* YOUR INSTRUCTIONS
Retype the records below exactly as they appear.

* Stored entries
========================
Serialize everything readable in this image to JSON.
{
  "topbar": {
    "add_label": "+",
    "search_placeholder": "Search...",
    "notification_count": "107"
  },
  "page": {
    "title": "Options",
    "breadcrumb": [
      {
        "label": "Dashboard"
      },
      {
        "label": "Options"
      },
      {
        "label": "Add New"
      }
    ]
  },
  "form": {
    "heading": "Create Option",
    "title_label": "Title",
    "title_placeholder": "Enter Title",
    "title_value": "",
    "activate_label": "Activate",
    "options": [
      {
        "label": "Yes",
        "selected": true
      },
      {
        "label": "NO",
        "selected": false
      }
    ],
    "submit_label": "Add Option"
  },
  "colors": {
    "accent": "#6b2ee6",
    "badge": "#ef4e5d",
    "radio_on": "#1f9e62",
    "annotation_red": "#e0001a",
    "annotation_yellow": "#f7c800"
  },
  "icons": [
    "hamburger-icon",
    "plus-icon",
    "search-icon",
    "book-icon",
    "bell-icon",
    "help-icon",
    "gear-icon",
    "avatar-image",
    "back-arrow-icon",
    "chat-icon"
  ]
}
========================
* RESPONSE TO THE TASK
Serialize everything readable in this image to JSON.
{
  "topbar": {
    "add_label": "+",
    "search_placeholder": "Search...",
    "notification_count": "107"
  },
  "page": {
    "title": "Options",
    "breadcrumb": [
      {
        "label": "Dashboard"
      },
      {
        "label": "Options"
      },
      {
        "label": "Add New"
      }
    ]
  },
  "form": {
    "heading": "Create Option",
    "title_label": "Title",
    "title_placeholder": "Enter Title",
    "title_value": "",
    "activate_label": "Activate",
    "options": [
      {
        "label": "Yes",
        "selected": true
      },
      {
        "label": "NO",
        "selected": false
      }
    ],
    "submit_label": "Add Option"
  },
  "colors": {
    "accent": "#6b2ee6",
    "badge": "#ef4e5d",
    "radio_on": "#1f9e62",
    "annotation_red": "#e0001a",
    "annotation_yellow": "#f7c800"
  },
  "icons": [
    "hamburger-icon",
    "plus-icon",
    "search-icon",
    "book-icon",
    "bell-icon",
    "help-icon",
    "gear-icon",
    "avatar-image",
    "back-arrow-icon",
    "chat-icon"
  ]
}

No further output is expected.